[WHAT THE EXERCISE ASKS]
Return the count of lines that hold the string "from", with no other words.

Saved data entries
________________________________________

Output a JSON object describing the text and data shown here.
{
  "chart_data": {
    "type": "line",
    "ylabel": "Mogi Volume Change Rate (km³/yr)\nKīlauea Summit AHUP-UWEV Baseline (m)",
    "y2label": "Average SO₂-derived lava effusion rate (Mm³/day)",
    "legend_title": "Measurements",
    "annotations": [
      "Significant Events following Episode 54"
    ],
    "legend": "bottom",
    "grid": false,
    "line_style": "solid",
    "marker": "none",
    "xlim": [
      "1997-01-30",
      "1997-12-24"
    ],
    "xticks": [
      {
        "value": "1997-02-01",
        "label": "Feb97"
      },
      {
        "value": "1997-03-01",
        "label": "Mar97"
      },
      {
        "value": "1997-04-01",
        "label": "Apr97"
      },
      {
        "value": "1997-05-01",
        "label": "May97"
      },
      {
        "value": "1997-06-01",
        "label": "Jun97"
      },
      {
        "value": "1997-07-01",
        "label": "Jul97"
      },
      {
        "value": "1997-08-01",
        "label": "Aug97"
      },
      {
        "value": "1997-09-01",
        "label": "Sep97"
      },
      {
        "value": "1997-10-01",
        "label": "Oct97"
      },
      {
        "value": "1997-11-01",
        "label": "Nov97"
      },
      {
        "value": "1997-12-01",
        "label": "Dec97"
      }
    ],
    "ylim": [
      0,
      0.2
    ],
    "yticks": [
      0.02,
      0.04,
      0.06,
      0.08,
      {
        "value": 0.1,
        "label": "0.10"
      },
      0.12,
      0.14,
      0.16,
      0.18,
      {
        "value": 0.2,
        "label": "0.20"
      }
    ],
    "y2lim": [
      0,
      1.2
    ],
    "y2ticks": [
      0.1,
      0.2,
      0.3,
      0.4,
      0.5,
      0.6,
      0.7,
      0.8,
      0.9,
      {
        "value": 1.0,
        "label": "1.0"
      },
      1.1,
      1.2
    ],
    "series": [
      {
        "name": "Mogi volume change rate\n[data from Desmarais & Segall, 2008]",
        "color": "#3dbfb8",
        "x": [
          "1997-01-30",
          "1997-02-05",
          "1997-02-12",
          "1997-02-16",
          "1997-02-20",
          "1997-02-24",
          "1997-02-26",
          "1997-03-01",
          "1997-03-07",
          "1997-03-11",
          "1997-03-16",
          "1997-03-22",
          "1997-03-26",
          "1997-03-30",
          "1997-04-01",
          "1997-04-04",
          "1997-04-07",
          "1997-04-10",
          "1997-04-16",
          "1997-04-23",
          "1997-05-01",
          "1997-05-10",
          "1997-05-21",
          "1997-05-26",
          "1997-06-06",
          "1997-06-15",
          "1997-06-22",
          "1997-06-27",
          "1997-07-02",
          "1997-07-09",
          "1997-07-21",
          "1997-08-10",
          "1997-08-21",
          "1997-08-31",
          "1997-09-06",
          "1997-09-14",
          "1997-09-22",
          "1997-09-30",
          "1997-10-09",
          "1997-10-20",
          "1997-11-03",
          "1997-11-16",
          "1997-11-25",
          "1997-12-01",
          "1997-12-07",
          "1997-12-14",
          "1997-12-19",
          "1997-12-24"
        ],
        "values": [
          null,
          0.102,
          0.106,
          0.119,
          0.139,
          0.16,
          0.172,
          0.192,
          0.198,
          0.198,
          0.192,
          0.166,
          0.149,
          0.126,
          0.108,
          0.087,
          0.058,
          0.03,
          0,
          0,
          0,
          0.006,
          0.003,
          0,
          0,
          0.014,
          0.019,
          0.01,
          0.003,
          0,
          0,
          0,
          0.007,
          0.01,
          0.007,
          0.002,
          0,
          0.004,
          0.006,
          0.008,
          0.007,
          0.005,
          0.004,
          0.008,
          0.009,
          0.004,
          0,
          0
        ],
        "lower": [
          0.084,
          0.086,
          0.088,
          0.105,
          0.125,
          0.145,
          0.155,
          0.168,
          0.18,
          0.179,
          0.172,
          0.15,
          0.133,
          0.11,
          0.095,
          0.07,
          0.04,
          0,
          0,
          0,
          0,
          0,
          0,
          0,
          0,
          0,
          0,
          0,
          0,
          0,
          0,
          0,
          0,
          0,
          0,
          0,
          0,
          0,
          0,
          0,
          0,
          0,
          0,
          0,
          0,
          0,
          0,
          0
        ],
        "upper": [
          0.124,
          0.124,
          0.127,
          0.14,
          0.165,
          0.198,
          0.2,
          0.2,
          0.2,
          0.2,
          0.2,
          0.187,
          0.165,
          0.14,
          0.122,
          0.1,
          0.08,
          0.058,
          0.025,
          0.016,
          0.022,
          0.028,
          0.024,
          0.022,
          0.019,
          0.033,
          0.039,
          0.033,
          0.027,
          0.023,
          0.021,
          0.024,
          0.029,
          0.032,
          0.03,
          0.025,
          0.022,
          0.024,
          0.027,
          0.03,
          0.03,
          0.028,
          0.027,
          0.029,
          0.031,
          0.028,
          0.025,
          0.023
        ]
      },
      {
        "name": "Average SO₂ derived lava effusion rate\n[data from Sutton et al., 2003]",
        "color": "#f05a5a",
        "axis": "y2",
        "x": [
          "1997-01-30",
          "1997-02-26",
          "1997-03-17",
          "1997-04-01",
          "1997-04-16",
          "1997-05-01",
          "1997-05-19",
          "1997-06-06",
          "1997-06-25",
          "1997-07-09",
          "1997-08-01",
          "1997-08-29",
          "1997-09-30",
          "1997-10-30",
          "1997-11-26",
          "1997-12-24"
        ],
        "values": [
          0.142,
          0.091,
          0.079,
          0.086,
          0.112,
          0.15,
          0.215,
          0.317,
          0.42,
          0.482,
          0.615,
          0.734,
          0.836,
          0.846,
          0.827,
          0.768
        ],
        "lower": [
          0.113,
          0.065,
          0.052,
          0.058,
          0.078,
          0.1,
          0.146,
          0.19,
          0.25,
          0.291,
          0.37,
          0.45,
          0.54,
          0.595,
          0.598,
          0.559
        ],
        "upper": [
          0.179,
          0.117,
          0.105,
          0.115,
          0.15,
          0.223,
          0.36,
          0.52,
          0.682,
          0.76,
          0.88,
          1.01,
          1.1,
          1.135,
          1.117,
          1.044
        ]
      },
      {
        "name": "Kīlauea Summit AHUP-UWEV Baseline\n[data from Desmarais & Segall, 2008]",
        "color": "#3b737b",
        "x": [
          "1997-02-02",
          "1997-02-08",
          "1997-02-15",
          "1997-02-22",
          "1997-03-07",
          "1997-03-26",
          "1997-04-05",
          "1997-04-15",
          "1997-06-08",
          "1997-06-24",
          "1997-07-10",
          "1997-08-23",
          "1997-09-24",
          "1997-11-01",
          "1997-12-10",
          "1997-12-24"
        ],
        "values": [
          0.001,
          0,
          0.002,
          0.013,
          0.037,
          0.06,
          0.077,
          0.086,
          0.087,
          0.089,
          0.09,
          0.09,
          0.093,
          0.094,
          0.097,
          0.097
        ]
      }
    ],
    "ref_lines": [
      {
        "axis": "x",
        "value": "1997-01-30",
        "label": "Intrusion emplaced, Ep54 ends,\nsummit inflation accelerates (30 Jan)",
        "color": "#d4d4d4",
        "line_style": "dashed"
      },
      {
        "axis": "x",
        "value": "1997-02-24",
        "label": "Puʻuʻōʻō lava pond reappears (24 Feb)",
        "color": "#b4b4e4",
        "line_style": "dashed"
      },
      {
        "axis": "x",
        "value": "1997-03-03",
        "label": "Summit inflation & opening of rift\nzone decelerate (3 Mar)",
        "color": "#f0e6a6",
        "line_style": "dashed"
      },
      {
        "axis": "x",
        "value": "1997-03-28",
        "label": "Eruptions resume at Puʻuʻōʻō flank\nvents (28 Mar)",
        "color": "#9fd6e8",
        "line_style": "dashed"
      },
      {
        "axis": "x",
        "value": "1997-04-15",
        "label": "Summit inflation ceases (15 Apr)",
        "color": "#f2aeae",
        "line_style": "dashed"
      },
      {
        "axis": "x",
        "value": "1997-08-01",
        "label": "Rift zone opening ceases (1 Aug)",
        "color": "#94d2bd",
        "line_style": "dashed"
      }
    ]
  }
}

________________________________________

[RESULT BELOW]
3